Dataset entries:
[Start]
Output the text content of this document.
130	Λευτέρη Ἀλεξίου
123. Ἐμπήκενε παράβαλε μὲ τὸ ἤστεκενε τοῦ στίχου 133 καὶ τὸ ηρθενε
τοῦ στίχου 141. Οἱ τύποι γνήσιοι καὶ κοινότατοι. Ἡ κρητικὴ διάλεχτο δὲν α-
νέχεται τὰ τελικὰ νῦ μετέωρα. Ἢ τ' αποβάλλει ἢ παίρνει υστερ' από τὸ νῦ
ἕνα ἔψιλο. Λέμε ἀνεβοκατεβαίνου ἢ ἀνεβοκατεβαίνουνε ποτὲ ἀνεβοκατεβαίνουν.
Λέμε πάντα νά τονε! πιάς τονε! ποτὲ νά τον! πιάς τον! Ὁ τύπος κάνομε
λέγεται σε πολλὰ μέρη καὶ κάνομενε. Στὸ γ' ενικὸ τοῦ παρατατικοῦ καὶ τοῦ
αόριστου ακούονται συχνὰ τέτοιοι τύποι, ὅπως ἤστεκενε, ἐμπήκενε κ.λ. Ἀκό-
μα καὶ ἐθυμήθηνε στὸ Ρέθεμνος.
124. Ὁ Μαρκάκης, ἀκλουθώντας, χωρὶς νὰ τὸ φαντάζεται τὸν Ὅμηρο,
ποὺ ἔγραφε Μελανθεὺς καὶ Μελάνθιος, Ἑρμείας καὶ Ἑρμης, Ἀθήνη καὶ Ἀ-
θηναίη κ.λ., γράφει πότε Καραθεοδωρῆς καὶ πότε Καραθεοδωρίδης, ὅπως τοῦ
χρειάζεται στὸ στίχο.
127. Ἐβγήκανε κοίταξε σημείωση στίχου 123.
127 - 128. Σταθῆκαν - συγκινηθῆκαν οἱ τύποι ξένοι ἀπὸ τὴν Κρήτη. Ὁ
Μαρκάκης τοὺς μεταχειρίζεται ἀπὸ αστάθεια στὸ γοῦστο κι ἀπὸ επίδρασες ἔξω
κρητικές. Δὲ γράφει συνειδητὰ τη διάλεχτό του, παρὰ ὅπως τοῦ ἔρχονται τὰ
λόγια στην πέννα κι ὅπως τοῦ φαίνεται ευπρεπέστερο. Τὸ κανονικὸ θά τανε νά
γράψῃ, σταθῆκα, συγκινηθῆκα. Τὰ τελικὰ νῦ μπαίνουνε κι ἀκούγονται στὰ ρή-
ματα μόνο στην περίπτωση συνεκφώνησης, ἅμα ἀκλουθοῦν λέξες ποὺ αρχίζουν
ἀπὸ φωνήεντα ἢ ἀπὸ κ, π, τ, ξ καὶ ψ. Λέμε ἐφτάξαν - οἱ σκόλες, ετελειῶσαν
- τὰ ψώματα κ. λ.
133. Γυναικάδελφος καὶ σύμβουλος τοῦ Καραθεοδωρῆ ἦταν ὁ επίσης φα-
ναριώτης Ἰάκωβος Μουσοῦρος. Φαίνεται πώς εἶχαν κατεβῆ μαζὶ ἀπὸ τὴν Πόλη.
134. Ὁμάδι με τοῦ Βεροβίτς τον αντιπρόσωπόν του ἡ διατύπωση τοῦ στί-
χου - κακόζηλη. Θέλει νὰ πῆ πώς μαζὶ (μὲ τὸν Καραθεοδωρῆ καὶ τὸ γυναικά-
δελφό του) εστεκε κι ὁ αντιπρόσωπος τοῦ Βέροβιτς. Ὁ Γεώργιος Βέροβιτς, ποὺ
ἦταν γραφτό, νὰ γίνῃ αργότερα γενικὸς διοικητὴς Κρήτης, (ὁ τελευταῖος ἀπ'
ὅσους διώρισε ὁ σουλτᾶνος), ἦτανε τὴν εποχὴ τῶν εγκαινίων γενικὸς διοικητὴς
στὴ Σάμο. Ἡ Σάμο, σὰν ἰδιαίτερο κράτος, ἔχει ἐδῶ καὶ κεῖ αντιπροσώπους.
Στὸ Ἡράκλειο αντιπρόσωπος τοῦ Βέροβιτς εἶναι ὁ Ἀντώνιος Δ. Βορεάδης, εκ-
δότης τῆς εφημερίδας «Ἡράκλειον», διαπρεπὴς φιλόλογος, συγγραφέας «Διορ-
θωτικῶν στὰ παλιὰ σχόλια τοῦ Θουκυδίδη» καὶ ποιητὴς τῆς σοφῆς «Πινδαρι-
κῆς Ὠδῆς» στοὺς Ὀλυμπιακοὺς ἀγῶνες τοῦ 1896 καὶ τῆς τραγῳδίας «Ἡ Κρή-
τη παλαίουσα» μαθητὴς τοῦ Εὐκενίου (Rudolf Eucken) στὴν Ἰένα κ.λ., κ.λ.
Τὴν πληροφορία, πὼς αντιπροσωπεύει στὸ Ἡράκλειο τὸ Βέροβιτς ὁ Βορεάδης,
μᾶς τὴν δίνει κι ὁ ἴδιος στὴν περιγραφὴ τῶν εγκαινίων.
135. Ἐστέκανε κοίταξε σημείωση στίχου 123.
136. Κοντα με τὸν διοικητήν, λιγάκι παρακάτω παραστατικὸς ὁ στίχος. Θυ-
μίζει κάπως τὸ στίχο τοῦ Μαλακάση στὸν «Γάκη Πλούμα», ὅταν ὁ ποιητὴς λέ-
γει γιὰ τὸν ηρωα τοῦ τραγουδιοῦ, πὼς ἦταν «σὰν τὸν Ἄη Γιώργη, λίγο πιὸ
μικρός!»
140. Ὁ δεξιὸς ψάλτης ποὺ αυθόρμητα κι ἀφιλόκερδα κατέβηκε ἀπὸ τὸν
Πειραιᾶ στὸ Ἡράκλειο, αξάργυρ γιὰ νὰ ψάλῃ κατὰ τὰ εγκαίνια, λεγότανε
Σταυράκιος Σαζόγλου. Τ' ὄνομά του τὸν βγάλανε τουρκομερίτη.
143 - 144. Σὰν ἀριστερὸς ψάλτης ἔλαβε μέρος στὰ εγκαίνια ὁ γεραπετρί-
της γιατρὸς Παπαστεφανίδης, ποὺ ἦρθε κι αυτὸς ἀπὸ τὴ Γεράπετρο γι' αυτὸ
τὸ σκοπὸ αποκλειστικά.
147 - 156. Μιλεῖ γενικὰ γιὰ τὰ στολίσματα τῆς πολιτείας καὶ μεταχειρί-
[End]
Give the number of lines above in which the word "στίχου" occurs, with nothing else.

4